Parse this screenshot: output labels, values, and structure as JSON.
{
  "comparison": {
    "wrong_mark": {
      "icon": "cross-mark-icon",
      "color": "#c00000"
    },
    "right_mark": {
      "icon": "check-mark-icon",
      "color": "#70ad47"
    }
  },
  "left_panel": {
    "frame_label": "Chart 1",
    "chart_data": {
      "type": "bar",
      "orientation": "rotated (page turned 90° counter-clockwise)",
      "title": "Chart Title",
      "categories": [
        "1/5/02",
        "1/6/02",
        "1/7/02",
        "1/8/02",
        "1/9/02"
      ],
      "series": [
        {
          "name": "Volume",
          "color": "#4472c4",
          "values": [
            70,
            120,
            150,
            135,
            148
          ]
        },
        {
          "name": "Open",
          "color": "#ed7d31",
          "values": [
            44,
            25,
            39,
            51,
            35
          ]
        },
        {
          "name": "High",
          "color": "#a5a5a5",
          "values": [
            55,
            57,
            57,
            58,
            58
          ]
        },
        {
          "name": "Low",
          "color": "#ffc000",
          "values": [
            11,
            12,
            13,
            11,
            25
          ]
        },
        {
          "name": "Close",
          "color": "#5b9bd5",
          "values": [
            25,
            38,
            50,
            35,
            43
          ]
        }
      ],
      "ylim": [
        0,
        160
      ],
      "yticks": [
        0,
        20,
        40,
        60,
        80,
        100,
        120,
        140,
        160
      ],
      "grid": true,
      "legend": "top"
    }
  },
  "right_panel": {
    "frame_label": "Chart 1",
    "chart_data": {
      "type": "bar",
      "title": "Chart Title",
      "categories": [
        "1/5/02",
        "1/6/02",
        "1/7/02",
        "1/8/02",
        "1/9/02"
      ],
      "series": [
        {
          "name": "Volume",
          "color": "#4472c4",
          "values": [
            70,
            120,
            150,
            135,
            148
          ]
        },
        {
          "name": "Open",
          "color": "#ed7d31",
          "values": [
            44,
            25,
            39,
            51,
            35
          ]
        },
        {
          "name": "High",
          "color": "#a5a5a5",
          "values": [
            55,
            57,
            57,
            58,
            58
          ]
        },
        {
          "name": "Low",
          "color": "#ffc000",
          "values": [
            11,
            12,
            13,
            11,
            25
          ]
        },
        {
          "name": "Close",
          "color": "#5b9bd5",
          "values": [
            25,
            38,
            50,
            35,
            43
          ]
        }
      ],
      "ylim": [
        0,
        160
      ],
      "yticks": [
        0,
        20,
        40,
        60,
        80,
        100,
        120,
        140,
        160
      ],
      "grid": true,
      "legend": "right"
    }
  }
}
┄┄┄┄┄┄┄┄┄┄┄┄┄┄┄┄┄┄┄┄
Check each line of the records for the word "icon" and extract those that contain it.

      "icon": "cross-mark-icon",
      "icon": "check-mark-icon",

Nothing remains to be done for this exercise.